*Problem details*: Send back every line of the data exactly.

=-=-=-=-=

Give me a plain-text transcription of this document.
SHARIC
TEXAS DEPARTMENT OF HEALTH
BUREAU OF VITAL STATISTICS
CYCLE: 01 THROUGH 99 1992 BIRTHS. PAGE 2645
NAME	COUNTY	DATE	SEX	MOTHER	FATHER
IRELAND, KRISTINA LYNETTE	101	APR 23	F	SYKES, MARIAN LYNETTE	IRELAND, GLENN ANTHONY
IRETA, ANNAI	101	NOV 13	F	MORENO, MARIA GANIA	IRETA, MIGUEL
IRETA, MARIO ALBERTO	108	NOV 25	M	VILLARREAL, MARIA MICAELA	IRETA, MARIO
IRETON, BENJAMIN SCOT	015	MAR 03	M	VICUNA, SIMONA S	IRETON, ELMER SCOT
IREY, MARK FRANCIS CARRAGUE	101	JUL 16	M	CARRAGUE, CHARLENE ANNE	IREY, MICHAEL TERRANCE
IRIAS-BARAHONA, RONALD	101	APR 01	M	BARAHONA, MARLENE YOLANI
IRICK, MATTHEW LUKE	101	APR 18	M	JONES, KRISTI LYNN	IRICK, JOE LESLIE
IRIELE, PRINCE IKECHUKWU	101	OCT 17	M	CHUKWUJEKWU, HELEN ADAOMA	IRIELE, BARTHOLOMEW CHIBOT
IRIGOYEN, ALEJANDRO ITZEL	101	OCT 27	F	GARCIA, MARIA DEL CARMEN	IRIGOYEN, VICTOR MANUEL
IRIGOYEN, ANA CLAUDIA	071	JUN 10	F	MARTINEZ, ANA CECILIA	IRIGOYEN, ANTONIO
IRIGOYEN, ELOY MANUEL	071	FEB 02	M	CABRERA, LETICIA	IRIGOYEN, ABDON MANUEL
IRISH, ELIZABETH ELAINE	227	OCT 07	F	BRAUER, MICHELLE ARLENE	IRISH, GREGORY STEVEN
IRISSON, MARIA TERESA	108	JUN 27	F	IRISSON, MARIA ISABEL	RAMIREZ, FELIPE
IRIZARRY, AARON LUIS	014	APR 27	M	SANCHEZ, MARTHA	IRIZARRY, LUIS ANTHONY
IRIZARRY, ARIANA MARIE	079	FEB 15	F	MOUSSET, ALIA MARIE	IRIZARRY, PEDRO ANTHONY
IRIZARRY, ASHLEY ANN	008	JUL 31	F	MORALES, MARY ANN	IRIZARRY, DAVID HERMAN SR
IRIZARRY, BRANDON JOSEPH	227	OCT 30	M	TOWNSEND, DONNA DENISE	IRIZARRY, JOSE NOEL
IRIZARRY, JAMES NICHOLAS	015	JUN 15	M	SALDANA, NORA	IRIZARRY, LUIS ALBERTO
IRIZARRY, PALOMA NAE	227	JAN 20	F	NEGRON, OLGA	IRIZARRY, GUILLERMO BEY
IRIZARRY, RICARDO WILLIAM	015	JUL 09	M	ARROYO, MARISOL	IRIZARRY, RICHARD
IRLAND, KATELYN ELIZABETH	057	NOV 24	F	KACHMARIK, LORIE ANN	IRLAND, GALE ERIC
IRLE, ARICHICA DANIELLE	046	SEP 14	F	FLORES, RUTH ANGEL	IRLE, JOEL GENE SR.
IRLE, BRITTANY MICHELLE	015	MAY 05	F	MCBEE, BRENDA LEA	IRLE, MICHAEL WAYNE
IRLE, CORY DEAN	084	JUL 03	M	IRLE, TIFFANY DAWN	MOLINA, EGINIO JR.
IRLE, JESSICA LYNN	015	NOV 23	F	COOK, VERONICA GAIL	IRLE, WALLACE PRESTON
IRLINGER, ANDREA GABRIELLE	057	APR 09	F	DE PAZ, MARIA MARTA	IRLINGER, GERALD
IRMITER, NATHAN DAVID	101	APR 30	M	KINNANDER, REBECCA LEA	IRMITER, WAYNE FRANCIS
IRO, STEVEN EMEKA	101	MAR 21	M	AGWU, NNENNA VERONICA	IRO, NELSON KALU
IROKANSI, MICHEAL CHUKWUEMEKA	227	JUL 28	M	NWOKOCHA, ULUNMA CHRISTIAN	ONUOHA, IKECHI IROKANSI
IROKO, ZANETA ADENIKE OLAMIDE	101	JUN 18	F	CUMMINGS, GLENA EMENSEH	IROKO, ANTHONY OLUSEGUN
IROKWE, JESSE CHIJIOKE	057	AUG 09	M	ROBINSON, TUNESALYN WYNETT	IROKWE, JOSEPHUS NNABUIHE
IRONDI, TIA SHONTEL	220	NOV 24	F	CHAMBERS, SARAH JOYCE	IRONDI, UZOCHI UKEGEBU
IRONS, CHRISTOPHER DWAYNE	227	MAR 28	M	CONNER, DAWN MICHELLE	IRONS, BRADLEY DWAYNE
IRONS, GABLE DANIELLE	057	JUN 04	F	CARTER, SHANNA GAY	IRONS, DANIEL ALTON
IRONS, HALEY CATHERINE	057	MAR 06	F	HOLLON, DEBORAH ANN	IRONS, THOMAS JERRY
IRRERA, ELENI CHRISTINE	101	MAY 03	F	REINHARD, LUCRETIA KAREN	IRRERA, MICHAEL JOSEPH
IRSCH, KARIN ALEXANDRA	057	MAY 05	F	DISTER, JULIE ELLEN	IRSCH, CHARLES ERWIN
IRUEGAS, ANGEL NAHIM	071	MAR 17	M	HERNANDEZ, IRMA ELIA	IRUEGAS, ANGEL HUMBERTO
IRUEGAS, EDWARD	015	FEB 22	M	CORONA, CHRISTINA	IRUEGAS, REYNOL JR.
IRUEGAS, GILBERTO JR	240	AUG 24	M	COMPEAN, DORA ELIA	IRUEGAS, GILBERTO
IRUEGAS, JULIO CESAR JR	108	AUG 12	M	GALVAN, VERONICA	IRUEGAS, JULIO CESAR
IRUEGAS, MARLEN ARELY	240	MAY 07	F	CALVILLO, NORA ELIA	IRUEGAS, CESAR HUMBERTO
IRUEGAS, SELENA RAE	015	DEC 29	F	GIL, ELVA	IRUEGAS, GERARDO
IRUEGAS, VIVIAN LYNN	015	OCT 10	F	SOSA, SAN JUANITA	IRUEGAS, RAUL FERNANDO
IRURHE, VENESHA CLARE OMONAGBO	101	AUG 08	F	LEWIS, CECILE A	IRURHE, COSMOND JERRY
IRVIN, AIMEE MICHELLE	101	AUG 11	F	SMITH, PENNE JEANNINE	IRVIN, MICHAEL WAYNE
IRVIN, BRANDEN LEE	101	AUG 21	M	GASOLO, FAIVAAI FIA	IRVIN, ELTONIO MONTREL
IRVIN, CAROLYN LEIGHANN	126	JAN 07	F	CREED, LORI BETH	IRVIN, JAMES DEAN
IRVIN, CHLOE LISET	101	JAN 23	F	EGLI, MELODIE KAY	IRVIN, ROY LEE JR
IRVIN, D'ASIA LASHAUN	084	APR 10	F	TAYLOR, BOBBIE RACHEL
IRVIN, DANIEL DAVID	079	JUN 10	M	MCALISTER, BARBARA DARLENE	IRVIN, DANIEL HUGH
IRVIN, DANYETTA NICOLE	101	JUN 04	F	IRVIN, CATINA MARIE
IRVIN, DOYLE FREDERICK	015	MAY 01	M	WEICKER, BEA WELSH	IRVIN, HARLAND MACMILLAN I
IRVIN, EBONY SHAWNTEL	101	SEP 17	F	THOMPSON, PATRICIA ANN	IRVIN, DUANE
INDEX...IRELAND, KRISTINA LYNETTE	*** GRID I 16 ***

=-=-=-=-=

*Answer to the problem*:
Give me a plain-text transcription of this document.
SHARIC
TEXAS DEPARTMENT OF HEALTH
BUREAU OF VITAL STATISTICS
CYCLE: 01 THROUGH 99 1992 BIRTHS. PAGE 2645
NAME	COUNTY	DATE	SEX	MOTHER	FATHER
IRELAND, KRISTINA LYNETTE	101	APR 23	F	SYKES, MARIAN LYNETTE	IRELAND, GLENN ANTHONY
IRETA, ANNAI	101	NOV 13	F	MORENO, MARIA GANIA	IRETA, MIGUEL
IRETA, MARIO ALBERTO	108	NOV 25	M	VILLARREAL, MARIA MICAELA	IRETA, MARIO
IRETON, BENJAMIN SCOT	015	MAR 03	M	VICUNA, SIMONA S	IRETON, ELMER SCOT
IREY, MARK FRANCIS CARRAGUE	101	JUL 16	M	CARRAGUE, CHARLENE ANNE	IREY, MICHAEL TERRANCE
IRIAS-BARAHONA, RONALD	101	APR 01	M	BARAHONA, MARLENE YOLANI
IRICK, MATTHEW LUKE	101	APR 18	M	JONES, KRISTI LYNN	IRICK, JOE LESLIE
IRIELE, PRINCE IKECHUKWU	101	OCT 17	M	CHUKWUJEKWU, HELEN ADAOMA	IRIELE, BARTHOLOMEW CHIBOT
IRIGOYEN, ALEJANDRO ITZEL	101	OCT 27	F	GARCIA, MARIA DEL CARMEN	IRIGOYEN, VICTOR MANUEL
IRIGOYEN, ANA CLAUDIA	071	JUN 10	F	MARTINEZ, ANA CECILIA	IRIGOYEN, ANTONIO
IRIGOYEN, ELOY MANUEL	071	FEB 02	M	CABRERA, LETICIA	IRIGOYEN, ABDON MANUEL
IRISH, ELIZABETH ELAINE	227	OCT 07	F	BRAUER, MICHELLE ARLENE	IRISH, GREGORY STEVEN
IRISSON, MARIA TERESA	108	JUN 27	F	IRISSON, MARIA ISABEL	RAMIREZ, FELIPE
IRIZARRY, AARON LUIS	014	APR 27	M	SANCHEZ, MARTHA	IRIZARRY, LUIS ANTHONY
IRIZARRY, ARIANA MARIE	079	FEB 15	F	MOUSSET, ALIA MARIE	IRIZARRY, PEDRO ANTHONY
IRIZARRY, ASHLEY ANN	008	JUL 31	F	MORALES, MARY ANN	IRIZARRY, DAVID HERMAN SR
IRIZARRY, BRANDON JOSEPH	227	OCT 30	M	TOWNSEND, DONNA DENISE	IRIZARRY, JOSE NOEL
IRIZARRY, JAMES NICHOLAS	015	JUN 15	M	SALDANA, NORA	IRIZARRY, LUIS ALBERTO
IRIZARRY, PALOMA NAE	227	JAN 20	F	NEGRON, OLGA	IRIZARRY, GUILLERMO BEY
IRIZARRY, RICARDO WILLIAM	015	JUL 09	M	ARROYO, MARISOL	IRIZARRY, RICHARD
IRLAND, KATELYN ELIZABETH	057	NOV 24	F	KACHMARIK, LORIE ANN	IRLAND, GALE ERIC
IRLE, ARICHICA DANIELLE	046	SEP 14	F	FLORES, RUTH ANGEL	IRLE, JOEL GENE SR.
IRLE, BRITTANY MICHELLE	015	MAY 05	F	MCBEE, BRENDA LEA	IRLE, MICHAEL WAYNE
IRLE, CORY DEAN	084	JUL 03	M	IRLE, TIFFANY DAWN	MOLINA, EGINIO JR.
IRLE, JESSICA LYNN	015	NOV 23	F	COOK, VERONICA GAIL	IRLE, WALLACE PRESTON
IRLINGER, ANDREA GABRIELLE	057	APR 09	F	DE PAZ, MARIA MARTA	IRLINGER, GERALD
IRMITER, NATHAN DAVID	101	APR 30	M	KINNANDER, REBECCA LEA	IRMITER, WAYNE FRANCIS
IRO, STEVEN EMEKA	101	MAR 21	M	AGWU, NNENNA VERONICA	IRO, NELSON KALU
IROKANSI, MICHEAL CHUKWUEMEKA	227	JUL 28	M	NWOKOCHA, ULUNMA CHRISTIAN	ONUOHA, IKECHI IROKANSI
IROKO, ZANETA ADENIKE OLAMIDE	101	JUN 18	F	CUMMINGS, GLENA EMENSEH	IROKO, ANTHONY OLUSEGUN
IROKWE, JESSE CHIJIOKE	057	AUG 09	M	ROBINSON, TUNESALYN WYNETT	IROKWE, JOSEPHUS NNABUIHE
IRONDI, TIA SHONTEL	220	NOV 24	F	CHAMBERS, SARAH JOYCE	IRONDI, UZOCHI UKEGEBU
IRONS, CHRISTOPHER DWAYNE	227	MAR 28	M	CONNER, DAWN MICHELLE	IRONS, BRADLEY DWAYNE
IRONS, GABLE DANIELLE	057	JUN 04	F	CARTER, SHANNA GAY	IRONS, DANIEL ALTON
IRONS, HALEY CATHERINE	057	MAR 06	F	HOLLON, DEBORAH ANN	IRONS, THOMAS JERRY
IRRERA, ELENI CHRISTINE	101	MAY 03	F	REINHARD, LUCRETIA KAREN	IRRERA, MICHAEL JOSEPH
IRSCH, KARIN ALEXANDRA	057	MAY 05	F	DISTER, JULIE ELLEN	IRSCH, CHARLES ERWIN
IRUEGAS, ANGEL NAHIM	071	MAR 17	M	HERNANDEZ, IRMA ELIA	IRUEGAS, ANGEL HUMBERTO
IRUEGAS, EDWARD	015	FEB 22	M	CORONA, CHRISTINA	IRUEGAS, REYNOL JR.
IRUEGAS, GILBERTO JR	240	AUG 24	M	COMPEAN, DORA ELIA	IRUEGAS, GILBERTO
IRUEGAS, JULIO CESAR JR	108	AUG 12	M	GALVAN, VERONICA	IRUEGAS, JULIO CESAR
IRUEGAS, MARLEN ARELY	240	MAY 07	F	CALVILLO, NORA ELIA	IRUEGAS, CESAR HUMBERTO
IRUEGAS, SELENA RAE	015	DEC 29	F	GIL, ELVA	IRUEGAS, GERARDO
IRUEGAS, VIVIAN LYNN	015	OCT 10	F	SOSA, SAN JUANITA	IRUEGAS, RAUL FERNANDO
IRURHE, VENESHA CLARE OMONAGBO	101	AUG 08	F	LEWIS, CECILE A	IRURHE, COSMOND JERRY
IRVIN, AIMEE MICHELLE	101	AUG 11	F	SMITH, PENNE JEANNINE	IRVIN, MICHAEL WAYNE
IRVIN, BRANDEN LEE	101	AUG 21	M	GASOLO, FAIVAAI FIA	IRVIN, ELTONIO MONTREL
IRVIN, CAROLYN LEIGHANN	126	JAN 07	F	CREED, LORI BETH	IRVIN, JAMES DEAN
IRVIN, CHLOE LISET	101	JAN 23	F	EGLI, MELODIE KAY	IRVIN, ROY LEE JR
IRVIN, D'ASIA LASHAUN	084	APR 10	F	TAYLOR, BOBBIE RACHEL
IRVIN, DANIEL DAVID	079	JUN 10	M	MCALISTER, BARBARA DARLENE	IRVIN, DANIEL HUGH
IRVIN, DANYETTA NICOLE	101	JUN 04	F	IRVIN, CATINA MARIE
IRVIN, DOYLE FREDERICK	015	MAY 01	M	WEICKER, BEA WELSH	IRVIN, HARLAND MACMILLAN I
IRVIN, EBONY SHAWNTEL	101	SEP 17	F	THOMPSON, PATRICIA ANN	IRVIN, DUANE
INDEX...IRELAND, KRISTINA LYNETTE	*** GRID I 16 ***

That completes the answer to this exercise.